--- BEGIN Record list ---

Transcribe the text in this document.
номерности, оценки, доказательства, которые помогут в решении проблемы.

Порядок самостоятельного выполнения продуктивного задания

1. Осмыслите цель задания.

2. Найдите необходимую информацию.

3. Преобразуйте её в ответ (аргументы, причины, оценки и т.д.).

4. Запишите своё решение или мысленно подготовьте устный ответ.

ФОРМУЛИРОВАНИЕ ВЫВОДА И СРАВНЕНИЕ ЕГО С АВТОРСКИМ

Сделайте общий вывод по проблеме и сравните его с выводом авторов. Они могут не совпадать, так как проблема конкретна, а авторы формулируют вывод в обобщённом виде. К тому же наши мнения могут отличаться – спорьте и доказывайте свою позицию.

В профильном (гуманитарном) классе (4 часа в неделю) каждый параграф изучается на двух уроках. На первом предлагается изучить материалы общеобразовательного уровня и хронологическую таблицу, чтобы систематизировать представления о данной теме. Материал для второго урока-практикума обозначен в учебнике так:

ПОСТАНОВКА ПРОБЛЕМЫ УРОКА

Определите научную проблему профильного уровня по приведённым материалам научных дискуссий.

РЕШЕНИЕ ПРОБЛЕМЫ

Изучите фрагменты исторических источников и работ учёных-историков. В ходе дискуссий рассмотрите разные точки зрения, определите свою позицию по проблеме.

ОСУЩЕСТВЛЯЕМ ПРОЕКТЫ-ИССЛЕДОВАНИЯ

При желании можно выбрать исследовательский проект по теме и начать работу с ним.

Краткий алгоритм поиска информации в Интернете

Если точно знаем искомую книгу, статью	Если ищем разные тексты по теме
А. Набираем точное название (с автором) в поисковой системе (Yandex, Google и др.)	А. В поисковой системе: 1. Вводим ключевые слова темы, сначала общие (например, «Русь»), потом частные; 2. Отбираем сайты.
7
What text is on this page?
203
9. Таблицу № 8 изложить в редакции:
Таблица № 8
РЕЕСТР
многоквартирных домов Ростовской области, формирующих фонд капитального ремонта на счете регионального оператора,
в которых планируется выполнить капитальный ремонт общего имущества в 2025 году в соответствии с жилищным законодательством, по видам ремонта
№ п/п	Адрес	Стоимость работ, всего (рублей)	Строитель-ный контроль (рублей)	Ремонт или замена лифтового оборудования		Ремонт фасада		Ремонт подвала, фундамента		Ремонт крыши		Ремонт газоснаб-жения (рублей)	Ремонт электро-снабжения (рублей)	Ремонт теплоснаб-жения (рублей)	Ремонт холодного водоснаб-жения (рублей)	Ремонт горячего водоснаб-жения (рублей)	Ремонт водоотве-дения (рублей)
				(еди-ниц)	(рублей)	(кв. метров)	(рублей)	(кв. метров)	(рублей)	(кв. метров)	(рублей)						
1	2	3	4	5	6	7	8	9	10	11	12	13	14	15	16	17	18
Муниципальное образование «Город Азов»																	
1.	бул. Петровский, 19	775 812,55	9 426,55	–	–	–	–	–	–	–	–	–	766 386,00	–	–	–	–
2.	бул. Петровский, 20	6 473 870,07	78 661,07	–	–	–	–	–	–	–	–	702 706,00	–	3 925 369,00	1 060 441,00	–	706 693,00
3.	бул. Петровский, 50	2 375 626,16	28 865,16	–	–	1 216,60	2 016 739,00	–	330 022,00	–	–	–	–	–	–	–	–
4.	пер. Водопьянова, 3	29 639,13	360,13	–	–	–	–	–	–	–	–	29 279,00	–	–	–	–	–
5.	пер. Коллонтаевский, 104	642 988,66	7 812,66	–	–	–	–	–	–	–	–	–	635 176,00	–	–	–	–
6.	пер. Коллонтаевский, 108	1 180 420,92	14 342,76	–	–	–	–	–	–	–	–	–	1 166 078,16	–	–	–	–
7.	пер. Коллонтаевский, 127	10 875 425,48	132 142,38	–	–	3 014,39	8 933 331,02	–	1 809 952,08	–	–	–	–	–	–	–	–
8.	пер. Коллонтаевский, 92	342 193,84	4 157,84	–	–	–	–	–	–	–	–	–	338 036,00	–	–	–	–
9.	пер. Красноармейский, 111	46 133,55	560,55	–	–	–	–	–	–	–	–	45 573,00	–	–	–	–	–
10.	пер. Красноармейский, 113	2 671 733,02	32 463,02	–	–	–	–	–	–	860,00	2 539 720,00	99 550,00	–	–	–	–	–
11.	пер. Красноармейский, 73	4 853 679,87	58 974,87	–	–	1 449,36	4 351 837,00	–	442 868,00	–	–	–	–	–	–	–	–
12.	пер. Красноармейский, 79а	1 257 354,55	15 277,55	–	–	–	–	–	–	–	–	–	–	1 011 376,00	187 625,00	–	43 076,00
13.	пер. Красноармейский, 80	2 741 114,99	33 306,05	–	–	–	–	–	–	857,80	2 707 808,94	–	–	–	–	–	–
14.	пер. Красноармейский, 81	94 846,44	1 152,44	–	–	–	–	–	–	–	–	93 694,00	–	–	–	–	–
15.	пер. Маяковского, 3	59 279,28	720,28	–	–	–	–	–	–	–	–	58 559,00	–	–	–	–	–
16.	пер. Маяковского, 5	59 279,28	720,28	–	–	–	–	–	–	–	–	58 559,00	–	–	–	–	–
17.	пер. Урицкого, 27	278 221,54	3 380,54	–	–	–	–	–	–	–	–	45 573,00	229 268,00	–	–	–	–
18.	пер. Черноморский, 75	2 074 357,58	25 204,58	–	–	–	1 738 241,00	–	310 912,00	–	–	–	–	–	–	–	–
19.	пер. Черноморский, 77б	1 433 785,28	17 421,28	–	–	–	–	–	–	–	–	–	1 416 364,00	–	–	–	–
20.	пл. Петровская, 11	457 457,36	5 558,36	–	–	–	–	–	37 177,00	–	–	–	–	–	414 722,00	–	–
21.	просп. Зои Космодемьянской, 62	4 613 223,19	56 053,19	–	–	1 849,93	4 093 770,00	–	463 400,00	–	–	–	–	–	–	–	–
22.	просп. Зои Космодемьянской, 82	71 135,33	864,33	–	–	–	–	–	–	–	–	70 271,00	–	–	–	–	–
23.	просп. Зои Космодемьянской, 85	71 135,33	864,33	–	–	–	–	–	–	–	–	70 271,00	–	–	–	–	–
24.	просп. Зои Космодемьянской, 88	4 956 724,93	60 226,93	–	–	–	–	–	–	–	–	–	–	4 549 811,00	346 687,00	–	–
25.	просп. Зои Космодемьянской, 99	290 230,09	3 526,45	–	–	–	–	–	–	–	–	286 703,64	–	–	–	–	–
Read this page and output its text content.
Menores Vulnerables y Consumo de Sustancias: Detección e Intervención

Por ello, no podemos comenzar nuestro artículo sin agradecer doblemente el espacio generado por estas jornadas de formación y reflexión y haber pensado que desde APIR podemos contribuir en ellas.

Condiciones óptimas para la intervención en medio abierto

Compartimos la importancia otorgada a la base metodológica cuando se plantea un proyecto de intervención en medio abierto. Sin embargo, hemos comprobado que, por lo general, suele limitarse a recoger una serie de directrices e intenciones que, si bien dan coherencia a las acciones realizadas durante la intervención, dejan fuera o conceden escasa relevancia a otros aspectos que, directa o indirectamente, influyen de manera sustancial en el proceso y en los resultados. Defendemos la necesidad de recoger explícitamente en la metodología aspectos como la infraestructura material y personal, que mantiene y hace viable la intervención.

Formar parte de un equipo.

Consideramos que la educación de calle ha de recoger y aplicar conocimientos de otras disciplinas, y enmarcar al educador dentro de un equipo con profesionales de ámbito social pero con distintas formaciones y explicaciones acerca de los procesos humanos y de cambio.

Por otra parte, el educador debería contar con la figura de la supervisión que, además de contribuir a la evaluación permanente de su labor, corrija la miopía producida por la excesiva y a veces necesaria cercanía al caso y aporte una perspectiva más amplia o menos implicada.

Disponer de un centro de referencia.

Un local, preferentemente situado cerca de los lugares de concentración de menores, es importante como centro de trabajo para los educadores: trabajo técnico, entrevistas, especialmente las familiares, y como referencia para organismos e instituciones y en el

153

--- END Record list ---

Required task >> Check each line of the entries above for the word "page". List the ones that have it.

Answer for this exercise >>
What text is on this page?
Read this page and output its text content.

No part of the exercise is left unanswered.